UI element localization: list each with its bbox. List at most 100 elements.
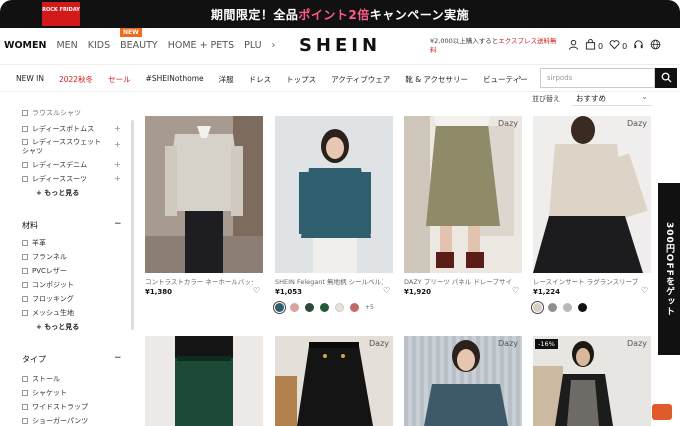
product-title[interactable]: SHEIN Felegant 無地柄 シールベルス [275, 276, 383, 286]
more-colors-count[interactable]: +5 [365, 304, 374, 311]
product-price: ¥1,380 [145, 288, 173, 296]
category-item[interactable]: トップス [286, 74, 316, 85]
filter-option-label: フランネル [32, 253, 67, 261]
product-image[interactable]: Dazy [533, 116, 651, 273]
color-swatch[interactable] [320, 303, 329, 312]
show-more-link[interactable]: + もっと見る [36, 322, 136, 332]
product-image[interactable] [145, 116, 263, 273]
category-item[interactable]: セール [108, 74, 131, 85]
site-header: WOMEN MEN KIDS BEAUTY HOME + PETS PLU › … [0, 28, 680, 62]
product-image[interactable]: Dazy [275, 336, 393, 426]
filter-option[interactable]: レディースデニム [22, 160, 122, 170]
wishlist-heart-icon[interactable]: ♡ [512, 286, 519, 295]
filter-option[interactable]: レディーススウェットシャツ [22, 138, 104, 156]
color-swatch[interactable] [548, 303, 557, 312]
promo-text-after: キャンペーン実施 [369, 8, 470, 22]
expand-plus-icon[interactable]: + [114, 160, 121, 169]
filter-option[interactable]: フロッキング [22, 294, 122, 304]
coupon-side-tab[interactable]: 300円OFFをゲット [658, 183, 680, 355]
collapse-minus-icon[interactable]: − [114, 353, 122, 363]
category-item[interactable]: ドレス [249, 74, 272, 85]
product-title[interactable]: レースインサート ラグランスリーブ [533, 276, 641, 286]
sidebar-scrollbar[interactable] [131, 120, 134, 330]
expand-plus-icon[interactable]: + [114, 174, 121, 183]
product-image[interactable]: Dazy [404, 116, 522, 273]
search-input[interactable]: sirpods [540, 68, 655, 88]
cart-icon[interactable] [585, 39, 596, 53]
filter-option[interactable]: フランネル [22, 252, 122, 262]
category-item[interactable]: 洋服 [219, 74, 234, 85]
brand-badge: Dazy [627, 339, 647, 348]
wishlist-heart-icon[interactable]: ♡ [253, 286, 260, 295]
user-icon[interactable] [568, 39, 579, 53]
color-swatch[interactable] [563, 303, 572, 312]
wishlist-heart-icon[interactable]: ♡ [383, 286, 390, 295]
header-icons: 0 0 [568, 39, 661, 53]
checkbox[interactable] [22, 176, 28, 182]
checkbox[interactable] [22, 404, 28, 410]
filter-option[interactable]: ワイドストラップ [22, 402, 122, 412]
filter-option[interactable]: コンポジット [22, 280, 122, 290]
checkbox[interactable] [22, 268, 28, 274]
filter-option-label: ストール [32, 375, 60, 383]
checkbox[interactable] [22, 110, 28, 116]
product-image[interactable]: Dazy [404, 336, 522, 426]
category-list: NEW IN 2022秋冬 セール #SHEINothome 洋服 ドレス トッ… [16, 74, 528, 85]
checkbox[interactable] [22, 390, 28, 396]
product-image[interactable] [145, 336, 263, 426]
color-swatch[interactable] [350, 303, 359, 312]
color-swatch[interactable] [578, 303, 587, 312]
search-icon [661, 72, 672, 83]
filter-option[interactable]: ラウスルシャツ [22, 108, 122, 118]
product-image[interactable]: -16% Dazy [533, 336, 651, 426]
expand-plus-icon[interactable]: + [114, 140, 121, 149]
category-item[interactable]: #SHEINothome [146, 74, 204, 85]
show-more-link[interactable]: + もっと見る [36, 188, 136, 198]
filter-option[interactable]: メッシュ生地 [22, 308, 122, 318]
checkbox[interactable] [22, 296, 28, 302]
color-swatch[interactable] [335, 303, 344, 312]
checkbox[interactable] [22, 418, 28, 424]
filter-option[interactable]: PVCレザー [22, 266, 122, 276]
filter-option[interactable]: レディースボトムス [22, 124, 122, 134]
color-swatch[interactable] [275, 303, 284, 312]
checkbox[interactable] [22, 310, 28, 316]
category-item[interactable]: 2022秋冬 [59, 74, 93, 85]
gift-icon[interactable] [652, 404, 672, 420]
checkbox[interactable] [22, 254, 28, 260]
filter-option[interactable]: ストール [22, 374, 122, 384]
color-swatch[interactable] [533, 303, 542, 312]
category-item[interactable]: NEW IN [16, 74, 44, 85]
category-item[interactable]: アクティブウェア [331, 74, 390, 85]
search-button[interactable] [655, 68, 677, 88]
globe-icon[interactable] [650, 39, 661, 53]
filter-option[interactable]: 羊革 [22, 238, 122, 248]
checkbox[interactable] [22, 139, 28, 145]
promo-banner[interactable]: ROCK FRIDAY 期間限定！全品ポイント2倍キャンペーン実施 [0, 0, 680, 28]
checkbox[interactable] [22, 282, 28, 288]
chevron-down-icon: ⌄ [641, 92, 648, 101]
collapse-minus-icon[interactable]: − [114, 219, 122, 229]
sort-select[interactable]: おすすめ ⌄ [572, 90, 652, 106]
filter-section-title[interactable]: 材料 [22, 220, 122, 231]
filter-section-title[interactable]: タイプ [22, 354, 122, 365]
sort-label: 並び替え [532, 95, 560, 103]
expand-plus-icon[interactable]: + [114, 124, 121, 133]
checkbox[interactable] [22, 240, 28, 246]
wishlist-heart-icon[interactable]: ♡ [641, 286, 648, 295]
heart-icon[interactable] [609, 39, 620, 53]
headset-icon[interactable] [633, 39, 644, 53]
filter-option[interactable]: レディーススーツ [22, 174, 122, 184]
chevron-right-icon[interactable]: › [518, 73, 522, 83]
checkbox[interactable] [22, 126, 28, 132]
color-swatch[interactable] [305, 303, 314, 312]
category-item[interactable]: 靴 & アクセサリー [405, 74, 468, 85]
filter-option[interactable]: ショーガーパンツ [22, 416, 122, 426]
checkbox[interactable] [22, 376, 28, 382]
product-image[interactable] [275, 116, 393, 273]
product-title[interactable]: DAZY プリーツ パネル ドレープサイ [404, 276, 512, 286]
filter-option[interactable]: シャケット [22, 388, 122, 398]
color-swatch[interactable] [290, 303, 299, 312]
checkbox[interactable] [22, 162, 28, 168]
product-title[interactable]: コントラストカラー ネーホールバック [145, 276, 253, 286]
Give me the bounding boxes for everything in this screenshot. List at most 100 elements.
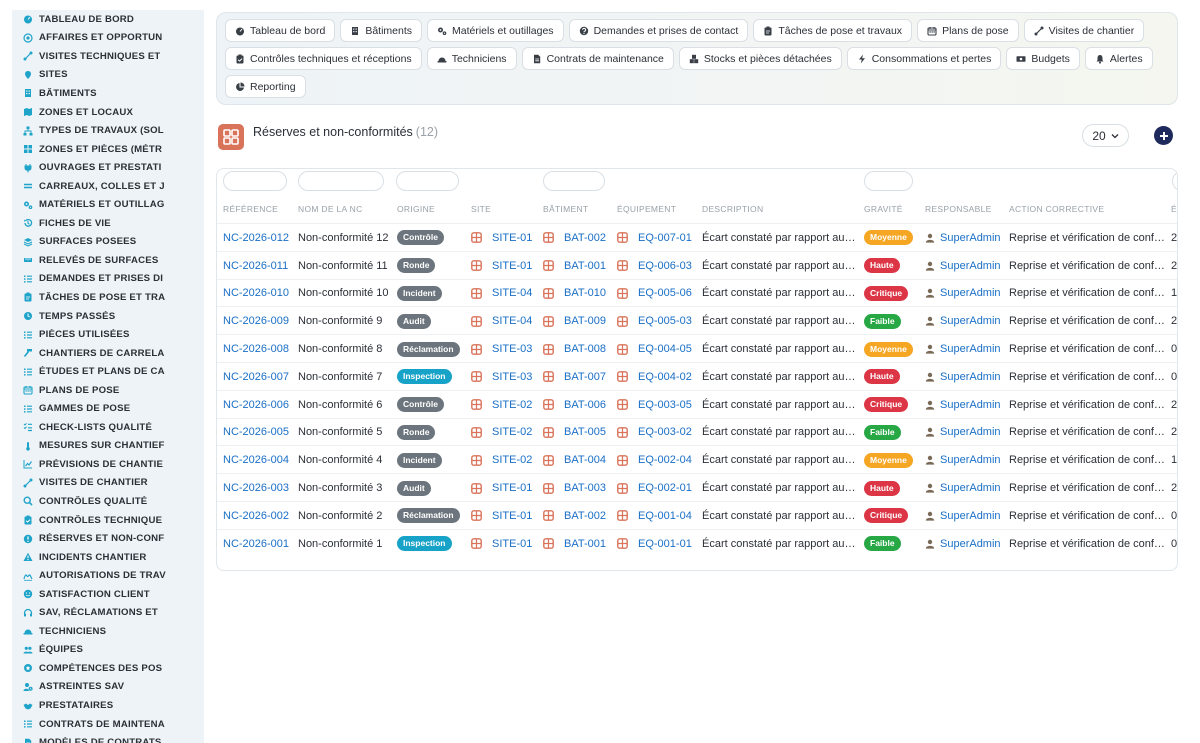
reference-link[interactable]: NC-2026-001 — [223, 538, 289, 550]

Written task —
Copy all the records above line for line, without changing anything, and leave out the pictures.

Output of the exercise —
UI element localization: list each with its bbox. List at most 100 elements.
product-title[interactable]: SHEIN Felegant 無地柄 シールベルス [275, 276, 383, 286]
more-colors-count[interactable]: +5 [365, 304, 374, 311]
product-price: ¥1,380 [145, 288, 173, 296]
category-item[interactable]: トップス [286, 74, 316, 85]
filter-option-label: フランネル [32, 253, 67, 261]
product-image[interactable]: Dazy [533, 116, 651, 273]
color-swatch[interactable] [320, 303, 329, 312]
show-more-link[interactable]: + もっと見る [36, 322, 136, 332]
product-image[interactable] [145, 116, 263, 273]
category-item[interactable]: セール [108, 74, 131, 85]
site-header: WOMEN MEN KIDS BEAUTY HOME + PETS PLU › … [0, 28, 680, 62]
product-image[interactable]: Dazy [275, 336, 393, 426]
filter-option[interactable]: レディースデニム [22, 160, 122, 170]
wishlist-heart-icon[interactable]: ♡ [512, 286, 519, 295]
filter-option[interactable]: レディーススウェットシャツ [22, 138, 104, 156]
color-swatch[interactable] [548, 303, 557, 312]
promo-text-after: キャンペーン実施 [369, 8, 470, 22]
expand-plus-icon[interactable]: + [114, 160, 121, 169]
filter-option[interactable]: フロッキング [22, 294, 122, 304]
coupon-side-tab[interactable]: 300円OFFをゲット [658, 183, 680, 355]
collapse-minus-icon[interactable]: − [114, 353, 122, 363]
category-item[interactable]: ドレス [249, 74, 272, 85]
product-title[interactable]: レースインサート ラグランスリーブ [533, 276, 641, 286]
sidebar-scrollbar[interactable] [131, 120, 134, 330]
expand-plus-icon[interactable]: + [114, 174, 121, 183]
product-image[interactable]: Dazy [404, 116, 522, 273]
search-input[interactable]: sirpods [540, 68, 655, 88]
cart-icon[interactable] [585, 39, 596, 53]
filter-option[interactable]: フランネル [22, 252, 122, 262]
category-item[interactable]: 洋服 [219, 74, 234, 85]
brand-badge: Dazy [627, 339, 647, 348]
wishlist-heart-icon[interactable]: ♡ [253, 286, 260, 295]
user-icon[interactable] [568, 39, 579, 53]
color-swatch[interactable] [563, 303, 572, 312]
wishlist-heart-icon[interactable]: ♡ [383, 286, 390, 295]
header-icons: 0 0 [568, 39, 661, 53]
checkbox[interactable] [22, 176, 28, 182]
checkbox[interactable] [22, 404, 28, 410]
filter-option[interactable]: ワイドストラップ [22, 402, 122, 412]
filter-option[interactable]: コンポジット [22, 280, 122, 290]
checkbox[interactable] [22, 268, 28, 274]
filter-option-label: ストール [32, 375, 60, 383]
checkbox[interactable] [22, 110, 28, 116]
product-image[interactable]: Dazy [404, 336, 522, 426]
category-list: NEW IN 2022秋冬 セール #SHEINothome 洋服 ドレス トッ… [16, 74, 528, 85]
checkbox[interactable] [22, 390, 28, 396]
product-image[interactable] [145, 336, 263, 426]
color-swatch[interactable] [350, 303, 359, 312]
color-swatch[interactable] [578, 303, 587, 312]
search-icon [661, 72, 672, 83]
filter-option[interactable]: ラウスルシャツ [22, 108, 122, 118]
product-image[interactable]: -16% Dazy [533, 336, 651, 426]
expand-plus-icon[interactable]: + [114, 140, 121, 149]
category-item[interactable]: #SHEINothome [146, 74, 204, 85]
show-more-link[interactable]: + もっと見る [36, 188, 136, 198]
filter-option[interactable]: メッシュ生地 [22, 308, 122, 318]
checkbox[interactable] [22, 296, 28, 302]
color-swatch[interactable] [335, 303, 344, 312]
checkbox[interactable] [22, 418, 28, 424]
filter-option[interactable]: PVCレザー [22, 266, 122, 276]
filter-option[interactable]: レディースボトムス [22, 124, 122, 134]
color-swatch[interactable] [275, 303, 284, 312]
checkbox[interactable] [22, 310, 28, 316]
category-item[interactable]: 2022秋冬 [59, 74, 93, 85]
gift-icon[interactable] [652, 404, 672, 420]
checkbox[interactable] [22, 254, 28, 260]
filter-option[interactable]: ストール [22, 374, 122, 384]
color-swatch[interactable] [533, 303, 542, 312]
category-item[interactable]: NEW IN [16, 74, 44, 85]
category-item[interactable]: アクティブウェア [331, 74, 390, 85]
search-button[interactable] [655, 68, 677, 88]
globe-icon[interactable] [650, 39, 661, 53]
filter-option[interactable]: 羊革 [22, 238, 122, 248]
checkbox[interactable] [22, 139, 28, 145]
promo-banner[interactable]: ROCK FRIDAY 期間限定！全品ポイント2倍キャンペーン実施 [0, 0, 680, 28]
checkbox[interactable] [22, 282, 28, 288]
chevron-down-icon: ⌄ [641, 92, 648, 101]
collapse-minus-icon[interactable]: − [114, 219, 122, 229]
sort-select[interactable]: おすすめ ⌄ [572, 90, 652, 106]
filter-section-title[interactable]: 材料 [22, 220, 122, 231]
filter-section-title[interactable]: タイプ [22, 354, 122, 365]
sort-label: 並び替え [532, 95, 560, 103]
expand-plus-icon[interactable]: + [114, 124, 121, 133]
checkbox[interactable] [22, 240, 28, 246]
wishlist-heart-icon[interactable]: ♡ [641, 286, 648, 295]
heart-icon[interactable] [609, 39, 620, 53]
headset-icon[interactable] [633, 39, 644, 53]
filter-option[interactable]: レディーススーツ [22, 174, 122, 184]
chevron-right-icon[interactable]: › [518, 73, 522, 83]
checkbox[interactable] [22, 126, 28, 132]
color-swatch[interactable] [305, 303, 314, 312]
category-item[interactable]: 靴 & アクセサリー [405, 74, 468, 85]
filter-option[interactable]: ショーガーパンツ [22, 416, 122, 426]
checkbox[interactable] [22, 376, 28, 382]
product-image[interactable] [275, 116, 393, 273]
product-title[interactable]: DAZY プリーツ パネル ドレープサイ [404, 276, 512, 286]
filter-option[interactable]: シャケット [22, 388, 122, 398]
color-swatch[interactable] [290, 303, 299, 312]
checkbox[interactable] [22, 162, 28, 168]
product-title[interactable]: コントラストカラー ネーホールバック [145, 276, 253, 286]
Give me the bounding boxes for everything in this screenshot. List at most 100 elements.
reference-link[interactable]: NC-2026-001 — [223, 538, 289, 550]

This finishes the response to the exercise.